## Aim
Go through the records underneath and count the lines that include the string "this". Give nothing but the number.

--- Start of Items ---

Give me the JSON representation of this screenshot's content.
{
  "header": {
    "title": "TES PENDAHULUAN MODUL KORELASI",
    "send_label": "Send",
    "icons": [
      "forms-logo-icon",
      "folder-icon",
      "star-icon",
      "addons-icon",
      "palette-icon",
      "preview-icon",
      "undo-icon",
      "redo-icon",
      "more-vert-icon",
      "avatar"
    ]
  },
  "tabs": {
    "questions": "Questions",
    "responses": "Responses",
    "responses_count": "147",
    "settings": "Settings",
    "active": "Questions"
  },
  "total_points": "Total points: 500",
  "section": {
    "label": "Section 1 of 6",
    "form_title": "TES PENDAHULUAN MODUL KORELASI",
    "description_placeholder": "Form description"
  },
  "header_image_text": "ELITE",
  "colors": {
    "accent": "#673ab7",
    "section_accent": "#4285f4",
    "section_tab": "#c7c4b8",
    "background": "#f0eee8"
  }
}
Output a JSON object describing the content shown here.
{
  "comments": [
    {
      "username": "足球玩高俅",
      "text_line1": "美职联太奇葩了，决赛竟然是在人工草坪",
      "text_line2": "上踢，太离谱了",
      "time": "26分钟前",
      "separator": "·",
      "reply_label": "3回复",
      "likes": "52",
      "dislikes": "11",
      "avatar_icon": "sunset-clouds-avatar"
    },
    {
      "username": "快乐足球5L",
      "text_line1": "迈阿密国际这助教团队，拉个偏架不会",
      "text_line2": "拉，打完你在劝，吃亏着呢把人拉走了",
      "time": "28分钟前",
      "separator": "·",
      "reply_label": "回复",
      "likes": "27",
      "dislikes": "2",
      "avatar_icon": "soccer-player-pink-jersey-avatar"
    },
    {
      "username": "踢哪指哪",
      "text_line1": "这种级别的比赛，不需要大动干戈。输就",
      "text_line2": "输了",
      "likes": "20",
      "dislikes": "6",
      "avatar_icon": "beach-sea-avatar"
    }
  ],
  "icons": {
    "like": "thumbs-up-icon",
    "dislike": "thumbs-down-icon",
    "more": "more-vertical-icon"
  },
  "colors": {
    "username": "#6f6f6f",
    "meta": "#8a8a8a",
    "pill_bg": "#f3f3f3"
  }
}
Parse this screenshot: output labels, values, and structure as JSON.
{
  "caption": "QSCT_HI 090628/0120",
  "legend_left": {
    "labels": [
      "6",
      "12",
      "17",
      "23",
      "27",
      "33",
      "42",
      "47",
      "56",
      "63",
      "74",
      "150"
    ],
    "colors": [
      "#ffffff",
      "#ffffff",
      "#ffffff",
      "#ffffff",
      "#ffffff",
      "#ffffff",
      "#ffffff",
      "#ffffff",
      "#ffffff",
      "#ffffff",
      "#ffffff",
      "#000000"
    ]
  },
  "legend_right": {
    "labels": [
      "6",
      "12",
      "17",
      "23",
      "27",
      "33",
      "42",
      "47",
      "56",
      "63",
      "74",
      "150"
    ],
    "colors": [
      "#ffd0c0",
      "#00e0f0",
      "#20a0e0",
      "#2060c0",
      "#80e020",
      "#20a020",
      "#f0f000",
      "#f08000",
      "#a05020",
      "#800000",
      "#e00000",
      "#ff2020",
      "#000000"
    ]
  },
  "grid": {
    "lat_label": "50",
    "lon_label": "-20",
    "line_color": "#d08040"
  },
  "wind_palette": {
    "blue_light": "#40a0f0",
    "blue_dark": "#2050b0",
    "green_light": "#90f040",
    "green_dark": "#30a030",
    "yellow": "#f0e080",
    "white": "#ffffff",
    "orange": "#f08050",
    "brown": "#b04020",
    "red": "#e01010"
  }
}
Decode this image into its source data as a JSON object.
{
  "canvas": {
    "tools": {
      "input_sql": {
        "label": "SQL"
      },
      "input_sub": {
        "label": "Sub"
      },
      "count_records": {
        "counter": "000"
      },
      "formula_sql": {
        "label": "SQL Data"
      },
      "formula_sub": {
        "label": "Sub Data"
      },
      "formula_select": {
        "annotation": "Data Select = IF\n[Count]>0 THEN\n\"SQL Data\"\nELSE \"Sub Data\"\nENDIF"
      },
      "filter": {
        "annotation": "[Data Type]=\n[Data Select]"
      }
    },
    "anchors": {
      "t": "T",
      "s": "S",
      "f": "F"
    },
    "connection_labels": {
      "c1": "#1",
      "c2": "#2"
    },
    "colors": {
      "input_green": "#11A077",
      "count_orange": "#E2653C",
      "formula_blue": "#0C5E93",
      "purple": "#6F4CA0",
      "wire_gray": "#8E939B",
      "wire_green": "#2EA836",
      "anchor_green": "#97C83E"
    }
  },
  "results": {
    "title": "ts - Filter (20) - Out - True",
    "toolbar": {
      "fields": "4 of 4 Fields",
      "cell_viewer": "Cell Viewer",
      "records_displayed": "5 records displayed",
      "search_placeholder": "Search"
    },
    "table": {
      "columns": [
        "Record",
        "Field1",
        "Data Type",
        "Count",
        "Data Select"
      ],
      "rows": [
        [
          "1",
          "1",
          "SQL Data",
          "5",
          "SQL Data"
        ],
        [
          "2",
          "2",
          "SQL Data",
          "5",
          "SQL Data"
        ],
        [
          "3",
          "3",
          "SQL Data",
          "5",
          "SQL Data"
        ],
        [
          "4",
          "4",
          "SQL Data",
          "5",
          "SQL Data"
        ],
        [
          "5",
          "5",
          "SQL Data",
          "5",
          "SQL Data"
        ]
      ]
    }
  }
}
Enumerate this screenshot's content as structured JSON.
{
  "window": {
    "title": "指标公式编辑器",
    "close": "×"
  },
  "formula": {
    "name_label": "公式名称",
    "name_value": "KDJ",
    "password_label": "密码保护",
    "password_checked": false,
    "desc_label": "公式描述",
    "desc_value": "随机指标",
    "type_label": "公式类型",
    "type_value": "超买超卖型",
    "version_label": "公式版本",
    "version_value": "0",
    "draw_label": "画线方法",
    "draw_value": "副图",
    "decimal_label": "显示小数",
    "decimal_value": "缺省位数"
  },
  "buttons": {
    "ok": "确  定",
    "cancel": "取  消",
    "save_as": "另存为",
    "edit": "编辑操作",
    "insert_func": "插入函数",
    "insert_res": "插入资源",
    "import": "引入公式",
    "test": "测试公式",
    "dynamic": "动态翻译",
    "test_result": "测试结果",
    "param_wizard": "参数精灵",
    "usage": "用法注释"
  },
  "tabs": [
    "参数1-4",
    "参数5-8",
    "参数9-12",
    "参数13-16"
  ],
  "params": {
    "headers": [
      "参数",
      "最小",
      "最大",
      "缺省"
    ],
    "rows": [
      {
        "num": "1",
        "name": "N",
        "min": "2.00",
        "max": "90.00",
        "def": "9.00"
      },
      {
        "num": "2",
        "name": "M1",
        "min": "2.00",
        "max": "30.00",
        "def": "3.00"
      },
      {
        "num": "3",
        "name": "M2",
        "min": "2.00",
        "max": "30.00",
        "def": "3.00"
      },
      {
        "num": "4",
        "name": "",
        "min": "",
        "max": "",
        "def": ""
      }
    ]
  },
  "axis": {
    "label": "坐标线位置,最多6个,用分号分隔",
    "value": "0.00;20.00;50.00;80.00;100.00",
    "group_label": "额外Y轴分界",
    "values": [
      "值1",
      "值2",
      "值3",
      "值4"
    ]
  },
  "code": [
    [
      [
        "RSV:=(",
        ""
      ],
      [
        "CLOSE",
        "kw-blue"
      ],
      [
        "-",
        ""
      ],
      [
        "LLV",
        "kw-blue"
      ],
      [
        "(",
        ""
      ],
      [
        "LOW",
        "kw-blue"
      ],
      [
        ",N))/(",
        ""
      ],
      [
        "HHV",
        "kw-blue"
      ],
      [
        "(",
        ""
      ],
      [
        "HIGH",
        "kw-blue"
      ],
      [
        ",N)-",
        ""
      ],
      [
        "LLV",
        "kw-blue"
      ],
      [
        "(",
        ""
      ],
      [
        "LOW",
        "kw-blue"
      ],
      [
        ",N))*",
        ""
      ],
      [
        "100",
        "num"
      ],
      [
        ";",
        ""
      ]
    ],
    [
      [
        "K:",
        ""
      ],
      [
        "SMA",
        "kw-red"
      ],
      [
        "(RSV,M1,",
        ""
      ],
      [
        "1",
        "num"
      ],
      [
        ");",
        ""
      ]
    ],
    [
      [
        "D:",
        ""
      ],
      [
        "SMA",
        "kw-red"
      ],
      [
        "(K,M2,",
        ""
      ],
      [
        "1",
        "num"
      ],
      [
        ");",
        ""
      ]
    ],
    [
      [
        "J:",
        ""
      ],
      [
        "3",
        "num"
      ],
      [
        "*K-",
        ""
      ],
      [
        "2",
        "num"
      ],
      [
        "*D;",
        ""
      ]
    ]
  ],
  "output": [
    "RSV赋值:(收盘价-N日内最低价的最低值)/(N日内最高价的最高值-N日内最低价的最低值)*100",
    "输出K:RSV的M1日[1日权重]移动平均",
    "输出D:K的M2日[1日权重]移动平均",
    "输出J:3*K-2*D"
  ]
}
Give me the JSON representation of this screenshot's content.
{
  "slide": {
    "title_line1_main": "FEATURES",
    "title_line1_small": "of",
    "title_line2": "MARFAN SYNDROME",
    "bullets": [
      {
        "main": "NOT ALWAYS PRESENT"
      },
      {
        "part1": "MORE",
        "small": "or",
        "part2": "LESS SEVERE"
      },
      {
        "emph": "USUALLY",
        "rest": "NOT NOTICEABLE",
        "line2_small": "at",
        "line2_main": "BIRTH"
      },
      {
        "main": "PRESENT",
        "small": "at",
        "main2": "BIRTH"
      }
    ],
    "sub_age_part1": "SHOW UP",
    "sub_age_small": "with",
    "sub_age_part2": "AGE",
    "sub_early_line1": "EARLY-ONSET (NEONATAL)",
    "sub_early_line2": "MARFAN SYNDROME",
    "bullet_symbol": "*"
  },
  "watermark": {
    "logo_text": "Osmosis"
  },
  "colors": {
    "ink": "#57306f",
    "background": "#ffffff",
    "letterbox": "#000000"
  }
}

--- End of Items ---

## Problem solution
5